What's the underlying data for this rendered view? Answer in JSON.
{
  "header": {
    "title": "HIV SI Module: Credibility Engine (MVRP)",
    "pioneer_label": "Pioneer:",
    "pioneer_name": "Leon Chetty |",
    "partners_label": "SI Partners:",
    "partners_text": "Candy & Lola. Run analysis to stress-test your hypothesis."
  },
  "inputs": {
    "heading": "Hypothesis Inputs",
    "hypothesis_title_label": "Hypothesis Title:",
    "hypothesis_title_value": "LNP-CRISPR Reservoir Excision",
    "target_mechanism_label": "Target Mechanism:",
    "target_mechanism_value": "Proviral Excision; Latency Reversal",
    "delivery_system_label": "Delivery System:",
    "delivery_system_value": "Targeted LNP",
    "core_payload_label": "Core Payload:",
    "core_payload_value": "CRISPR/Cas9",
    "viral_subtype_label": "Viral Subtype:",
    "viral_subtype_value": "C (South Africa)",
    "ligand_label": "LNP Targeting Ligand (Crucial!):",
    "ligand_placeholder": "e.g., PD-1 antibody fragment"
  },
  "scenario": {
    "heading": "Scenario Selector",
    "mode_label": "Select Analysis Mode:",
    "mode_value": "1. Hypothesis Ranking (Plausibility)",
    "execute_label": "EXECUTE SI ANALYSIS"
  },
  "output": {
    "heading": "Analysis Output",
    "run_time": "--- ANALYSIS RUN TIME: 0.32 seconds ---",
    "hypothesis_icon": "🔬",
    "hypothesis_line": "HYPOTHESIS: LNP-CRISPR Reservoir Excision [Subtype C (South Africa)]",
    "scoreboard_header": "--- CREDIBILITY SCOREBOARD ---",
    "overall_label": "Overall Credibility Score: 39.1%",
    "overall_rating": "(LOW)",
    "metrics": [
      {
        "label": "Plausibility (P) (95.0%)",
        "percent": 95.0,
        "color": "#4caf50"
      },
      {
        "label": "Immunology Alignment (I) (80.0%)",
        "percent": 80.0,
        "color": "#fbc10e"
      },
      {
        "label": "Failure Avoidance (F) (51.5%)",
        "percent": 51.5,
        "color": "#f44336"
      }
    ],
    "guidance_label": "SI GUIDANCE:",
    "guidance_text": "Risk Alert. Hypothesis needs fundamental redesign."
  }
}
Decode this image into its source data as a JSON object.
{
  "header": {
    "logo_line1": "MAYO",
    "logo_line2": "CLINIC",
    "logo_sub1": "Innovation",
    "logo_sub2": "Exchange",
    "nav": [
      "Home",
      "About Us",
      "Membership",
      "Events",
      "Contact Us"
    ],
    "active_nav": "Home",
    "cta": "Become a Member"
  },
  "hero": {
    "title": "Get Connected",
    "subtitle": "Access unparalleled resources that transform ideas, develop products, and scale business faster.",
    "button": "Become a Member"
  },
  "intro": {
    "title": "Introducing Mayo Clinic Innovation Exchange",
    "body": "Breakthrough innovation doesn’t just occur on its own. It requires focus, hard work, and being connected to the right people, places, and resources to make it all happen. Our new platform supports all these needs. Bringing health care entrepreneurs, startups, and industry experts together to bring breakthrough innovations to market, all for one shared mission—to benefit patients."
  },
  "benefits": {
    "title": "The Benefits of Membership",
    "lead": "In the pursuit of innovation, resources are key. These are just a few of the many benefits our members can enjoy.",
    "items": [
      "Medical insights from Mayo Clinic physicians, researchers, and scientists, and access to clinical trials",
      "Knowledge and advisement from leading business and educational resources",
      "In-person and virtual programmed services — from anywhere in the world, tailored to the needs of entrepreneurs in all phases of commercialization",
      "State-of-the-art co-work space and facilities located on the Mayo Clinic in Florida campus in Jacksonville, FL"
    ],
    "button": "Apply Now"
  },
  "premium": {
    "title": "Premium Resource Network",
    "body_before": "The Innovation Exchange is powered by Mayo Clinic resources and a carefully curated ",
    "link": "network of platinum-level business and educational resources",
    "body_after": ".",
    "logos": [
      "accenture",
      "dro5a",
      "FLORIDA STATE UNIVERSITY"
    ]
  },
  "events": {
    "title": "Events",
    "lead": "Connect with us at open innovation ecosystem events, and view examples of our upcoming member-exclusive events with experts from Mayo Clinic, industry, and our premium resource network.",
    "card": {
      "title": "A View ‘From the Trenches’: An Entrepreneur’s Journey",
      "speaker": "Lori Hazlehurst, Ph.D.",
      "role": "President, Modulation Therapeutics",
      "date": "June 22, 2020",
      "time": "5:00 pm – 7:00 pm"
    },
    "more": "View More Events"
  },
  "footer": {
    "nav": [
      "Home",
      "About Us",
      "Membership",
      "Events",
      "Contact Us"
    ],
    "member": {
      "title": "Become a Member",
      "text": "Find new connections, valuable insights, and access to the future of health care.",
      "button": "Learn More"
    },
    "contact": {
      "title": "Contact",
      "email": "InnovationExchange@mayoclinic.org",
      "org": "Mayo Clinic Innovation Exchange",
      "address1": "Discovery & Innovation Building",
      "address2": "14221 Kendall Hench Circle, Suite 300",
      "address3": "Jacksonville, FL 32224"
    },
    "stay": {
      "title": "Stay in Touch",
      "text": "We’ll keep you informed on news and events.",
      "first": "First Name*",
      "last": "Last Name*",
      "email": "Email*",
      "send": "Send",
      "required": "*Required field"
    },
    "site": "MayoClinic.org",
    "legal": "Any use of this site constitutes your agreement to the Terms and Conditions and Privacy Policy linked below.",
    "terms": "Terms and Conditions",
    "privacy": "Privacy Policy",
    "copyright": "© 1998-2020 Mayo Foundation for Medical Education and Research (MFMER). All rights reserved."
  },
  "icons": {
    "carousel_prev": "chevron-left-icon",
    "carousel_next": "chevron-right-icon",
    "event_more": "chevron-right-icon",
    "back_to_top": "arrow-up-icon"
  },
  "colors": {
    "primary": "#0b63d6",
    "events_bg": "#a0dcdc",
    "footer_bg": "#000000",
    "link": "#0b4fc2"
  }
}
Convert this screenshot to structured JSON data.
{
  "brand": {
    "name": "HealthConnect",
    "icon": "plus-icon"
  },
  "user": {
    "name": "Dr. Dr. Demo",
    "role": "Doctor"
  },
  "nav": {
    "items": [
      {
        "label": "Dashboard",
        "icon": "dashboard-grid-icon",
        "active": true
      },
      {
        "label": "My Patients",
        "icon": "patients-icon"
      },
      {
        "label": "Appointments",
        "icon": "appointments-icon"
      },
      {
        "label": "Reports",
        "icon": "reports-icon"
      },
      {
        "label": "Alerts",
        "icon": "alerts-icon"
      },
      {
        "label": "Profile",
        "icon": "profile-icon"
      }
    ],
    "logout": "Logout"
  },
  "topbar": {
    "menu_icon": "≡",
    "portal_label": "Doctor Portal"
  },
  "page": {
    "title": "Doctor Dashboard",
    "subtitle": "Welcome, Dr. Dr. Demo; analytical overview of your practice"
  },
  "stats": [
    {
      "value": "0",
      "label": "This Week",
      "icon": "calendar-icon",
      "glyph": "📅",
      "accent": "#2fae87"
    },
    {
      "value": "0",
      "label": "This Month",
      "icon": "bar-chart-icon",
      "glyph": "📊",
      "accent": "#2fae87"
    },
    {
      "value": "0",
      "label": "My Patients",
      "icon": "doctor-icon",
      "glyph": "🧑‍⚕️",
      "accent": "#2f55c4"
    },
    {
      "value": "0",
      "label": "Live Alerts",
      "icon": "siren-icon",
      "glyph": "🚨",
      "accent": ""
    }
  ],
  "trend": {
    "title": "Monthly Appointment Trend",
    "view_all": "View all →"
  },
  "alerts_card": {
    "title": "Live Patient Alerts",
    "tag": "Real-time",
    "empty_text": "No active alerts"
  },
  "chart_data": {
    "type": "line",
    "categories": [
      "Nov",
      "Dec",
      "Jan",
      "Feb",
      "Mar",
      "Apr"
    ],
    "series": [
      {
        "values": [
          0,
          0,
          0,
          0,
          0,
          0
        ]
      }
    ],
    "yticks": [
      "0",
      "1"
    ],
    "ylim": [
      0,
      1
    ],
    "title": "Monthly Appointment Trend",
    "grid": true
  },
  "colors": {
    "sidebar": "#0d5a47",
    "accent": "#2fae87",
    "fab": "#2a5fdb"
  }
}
────────────────────
> **What you will do**
The lines to report are those in the material above that contain the word "insights"; copy every one of them.

> **Result for this task**
      "Medical insights from Mayo Clinic physicians, researchers, and scientists, and access to clinical trials",
      "text": "Find new connections, valuable insights, and access to the future of health care.",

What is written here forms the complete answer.